In a significant step for India’s emerging urban air mobility ecosystem, The ePlane Company has announced that it is building what it claims to be India’s first electric air taxi using advanced simulation technologies powered by Nvidia’s Omniverse libraries.
Incubated at Indian Institute of Technology Madras, The ePlane Company is developing the compact e200x electric vertical takeoff and landing (eVTOL) aircraft, aimed at easing urban congestion through sustainable aerial mobility. As part of its latest collaboration, the company will create a high-fidelity digital twin of the e200x using Nvidia Omniverse, setting a new benchmark for aerospace-grade simulation in India.
The digital twin will replicate the aircraft in a physics-accurate virtual environment, enabling engineers to simulate complex aerodynamic interactions, sensor responses, and flight scenarios with unprecedented precision. By leveraging Nvidia IGX as the onboard computing platform, the e200x will integrate multiple sensors , including cameras and radars , to support advanced data fusion, decision-making algorithms, and real-time visualisation.

* **ENTRIES SHOWN**:

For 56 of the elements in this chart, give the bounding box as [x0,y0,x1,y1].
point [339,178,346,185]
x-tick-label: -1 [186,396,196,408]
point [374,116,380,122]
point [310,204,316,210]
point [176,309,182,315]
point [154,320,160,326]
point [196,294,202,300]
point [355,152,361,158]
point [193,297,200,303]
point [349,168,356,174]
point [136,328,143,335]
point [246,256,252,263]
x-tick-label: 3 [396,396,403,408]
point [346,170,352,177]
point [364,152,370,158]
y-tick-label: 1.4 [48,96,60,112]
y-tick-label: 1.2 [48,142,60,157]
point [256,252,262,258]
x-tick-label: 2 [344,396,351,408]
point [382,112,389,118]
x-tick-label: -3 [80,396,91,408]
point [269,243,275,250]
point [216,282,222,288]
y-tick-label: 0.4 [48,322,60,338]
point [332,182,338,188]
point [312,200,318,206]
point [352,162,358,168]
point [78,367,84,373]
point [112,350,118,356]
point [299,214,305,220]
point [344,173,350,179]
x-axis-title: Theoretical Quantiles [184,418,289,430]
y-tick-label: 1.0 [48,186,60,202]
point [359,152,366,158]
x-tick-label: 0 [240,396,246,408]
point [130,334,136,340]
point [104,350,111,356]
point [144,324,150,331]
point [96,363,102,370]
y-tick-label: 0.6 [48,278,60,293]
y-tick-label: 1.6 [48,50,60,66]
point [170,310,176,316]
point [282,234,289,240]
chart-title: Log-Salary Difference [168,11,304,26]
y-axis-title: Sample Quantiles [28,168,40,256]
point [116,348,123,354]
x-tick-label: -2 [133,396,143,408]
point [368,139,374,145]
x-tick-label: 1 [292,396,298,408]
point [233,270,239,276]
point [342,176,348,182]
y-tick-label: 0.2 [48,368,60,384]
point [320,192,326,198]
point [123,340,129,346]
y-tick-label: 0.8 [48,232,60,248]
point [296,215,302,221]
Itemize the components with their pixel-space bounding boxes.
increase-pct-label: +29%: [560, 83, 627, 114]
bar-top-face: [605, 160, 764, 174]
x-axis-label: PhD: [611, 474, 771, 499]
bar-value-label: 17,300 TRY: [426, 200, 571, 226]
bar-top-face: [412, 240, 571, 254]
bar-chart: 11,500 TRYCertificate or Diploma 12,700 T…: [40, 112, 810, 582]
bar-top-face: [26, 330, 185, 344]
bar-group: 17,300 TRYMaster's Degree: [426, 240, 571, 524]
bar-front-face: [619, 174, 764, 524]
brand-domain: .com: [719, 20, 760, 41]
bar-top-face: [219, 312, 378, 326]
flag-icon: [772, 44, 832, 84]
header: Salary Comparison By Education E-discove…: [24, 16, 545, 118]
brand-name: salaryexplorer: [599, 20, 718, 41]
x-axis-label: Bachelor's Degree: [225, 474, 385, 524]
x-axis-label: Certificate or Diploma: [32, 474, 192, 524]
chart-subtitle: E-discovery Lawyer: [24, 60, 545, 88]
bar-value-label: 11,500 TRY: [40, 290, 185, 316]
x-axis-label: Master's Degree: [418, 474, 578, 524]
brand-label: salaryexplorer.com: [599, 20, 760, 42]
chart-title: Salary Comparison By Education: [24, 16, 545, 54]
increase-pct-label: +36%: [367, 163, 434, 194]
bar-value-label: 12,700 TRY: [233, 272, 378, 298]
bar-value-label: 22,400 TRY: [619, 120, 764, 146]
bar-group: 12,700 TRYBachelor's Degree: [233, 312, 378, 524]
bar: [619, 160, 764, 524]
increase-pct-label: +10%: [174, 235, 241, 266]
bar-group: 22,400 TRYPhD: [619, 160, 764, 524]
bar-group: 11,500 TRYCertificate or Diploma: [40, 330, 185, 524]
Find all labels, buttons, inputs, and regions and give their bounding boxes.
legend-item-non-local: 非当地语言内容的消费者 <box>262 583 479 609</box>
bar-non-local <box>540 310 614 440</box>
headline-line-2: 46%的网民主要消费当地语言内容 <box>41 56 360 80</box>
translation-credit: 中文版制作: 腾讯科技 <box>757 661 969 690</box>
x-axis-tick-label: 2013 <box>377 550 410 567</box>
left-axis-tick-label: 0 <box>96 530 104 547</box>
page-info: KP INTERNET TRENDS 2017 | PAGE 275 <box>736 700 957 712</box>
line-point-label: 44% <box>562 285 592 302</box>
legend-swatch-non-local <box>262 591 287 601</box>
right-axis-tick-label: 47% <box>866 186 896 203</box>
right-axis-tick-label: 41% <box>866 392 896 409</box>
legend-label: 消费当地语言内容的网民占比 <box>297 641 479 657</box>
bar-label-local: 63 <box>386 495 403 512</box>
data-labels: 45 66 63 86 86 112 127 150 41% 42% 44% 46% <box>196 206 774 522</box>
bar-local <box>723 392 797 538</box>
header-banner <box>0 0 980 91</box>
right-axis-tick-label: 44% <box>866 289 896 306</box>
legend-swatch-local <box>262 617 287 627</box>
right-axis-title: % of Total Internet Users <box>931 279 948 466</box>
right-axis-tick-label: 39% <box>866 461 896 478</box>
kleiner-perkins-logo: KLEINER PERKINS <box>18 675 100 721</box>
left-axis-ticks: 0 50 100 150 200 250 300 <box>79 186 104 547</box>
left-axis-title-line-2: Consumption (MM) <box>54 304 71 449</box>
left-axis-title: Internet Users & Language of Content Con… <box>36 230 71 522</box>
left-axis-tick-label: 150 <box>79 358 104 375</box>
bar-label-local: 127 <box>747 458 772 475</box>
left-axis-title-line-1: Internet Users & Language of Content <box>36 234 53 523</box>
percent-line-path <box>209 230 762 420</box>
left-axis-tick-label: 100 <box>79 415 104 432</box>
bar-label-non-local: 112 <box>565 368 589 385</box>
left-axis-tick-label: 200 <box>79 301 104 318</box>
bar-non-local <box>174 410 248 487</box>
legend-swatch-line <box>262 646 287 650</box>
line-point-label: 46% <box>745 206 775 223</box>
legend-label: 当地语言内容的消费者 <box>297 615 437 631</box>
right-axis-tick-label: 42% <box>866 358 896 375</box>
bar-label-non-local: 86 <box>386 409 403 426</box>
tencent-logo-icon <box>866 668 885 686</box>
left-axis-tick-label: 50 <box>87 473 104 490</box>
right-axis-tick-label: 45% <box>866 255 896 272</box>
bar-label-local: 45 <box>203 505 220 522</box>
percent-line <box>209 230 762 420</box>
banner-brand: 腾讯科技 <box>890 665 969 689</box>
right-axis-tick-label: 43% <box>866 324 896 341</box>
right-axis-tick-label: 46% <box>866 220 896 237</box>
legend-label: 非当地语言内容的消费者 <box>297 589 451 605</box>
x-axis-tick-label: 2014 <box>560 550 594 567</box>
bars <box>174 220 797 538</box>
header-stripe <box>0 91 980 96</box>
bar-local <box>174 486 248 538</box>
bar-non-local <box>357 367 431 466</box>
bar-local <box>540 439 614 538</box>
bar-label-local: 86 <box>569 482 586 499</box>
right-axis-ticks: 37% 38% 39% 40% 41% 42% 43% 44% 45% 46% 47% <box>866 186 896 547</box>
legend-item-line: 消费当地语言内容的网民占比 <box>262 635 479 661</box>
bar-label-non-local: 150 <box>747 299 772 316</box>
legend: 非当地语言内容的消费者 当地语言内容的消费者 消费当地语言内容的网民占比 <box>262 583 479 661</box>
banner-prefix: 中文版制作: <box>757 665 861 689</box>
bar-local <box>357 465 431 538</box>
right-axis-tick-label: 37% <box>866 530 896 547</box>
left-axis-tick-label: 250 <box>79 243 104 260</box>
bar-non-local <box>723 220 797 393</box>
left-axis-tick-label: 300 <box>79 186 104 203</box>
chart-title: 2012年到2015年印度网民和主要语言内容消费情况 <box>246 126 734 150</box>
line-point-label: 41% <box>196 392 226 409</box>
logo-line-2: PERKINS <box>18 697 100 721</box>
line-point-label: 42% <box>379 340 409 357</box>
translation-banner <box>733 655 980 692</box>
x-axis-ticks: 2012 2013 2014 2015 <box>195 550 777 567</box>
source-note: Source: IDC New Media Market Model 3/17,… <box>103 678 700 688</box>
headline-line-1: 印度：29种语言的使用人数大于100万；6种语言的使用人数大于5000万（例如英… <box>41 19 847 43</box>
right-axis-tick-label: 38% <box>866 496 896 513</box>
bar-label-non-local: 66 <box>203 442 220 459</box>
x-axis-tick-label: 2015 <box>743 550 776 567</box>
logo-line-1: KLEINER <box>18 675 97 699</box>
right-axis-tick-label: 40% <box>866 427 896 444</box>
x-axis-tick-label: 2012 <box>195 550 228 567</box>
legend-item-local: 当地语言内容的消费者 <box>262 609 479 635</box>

* **GIVEN EXERCISE**: Reproduce the e200x air taxi text above word for word, everything from "In a significant" down to "simulation in India.".

* **RESULT OF THIS EXERCISE**:
In a significant step for India’s emerging urban air mobility ecosystem, The ePlane Company has announced that it is building what it claims to be India’s first electric air taxi using advanced simulation technologies powered by Nvidia’s Omniverse libraries.
Incubated at Indian Institute of Technology Madras, The ePlane Company is developing the compact e200x electric vertical takeoff and landing (eVTOL) aircraft, aimed at easing urban congestion through sustainable aerial mobility. As part of its latest collaboration, the company will create a high-fidelity digital twin of the e200x using Nvidia Omniverse, setting a new benchmark for aerospace-grade simulation in India.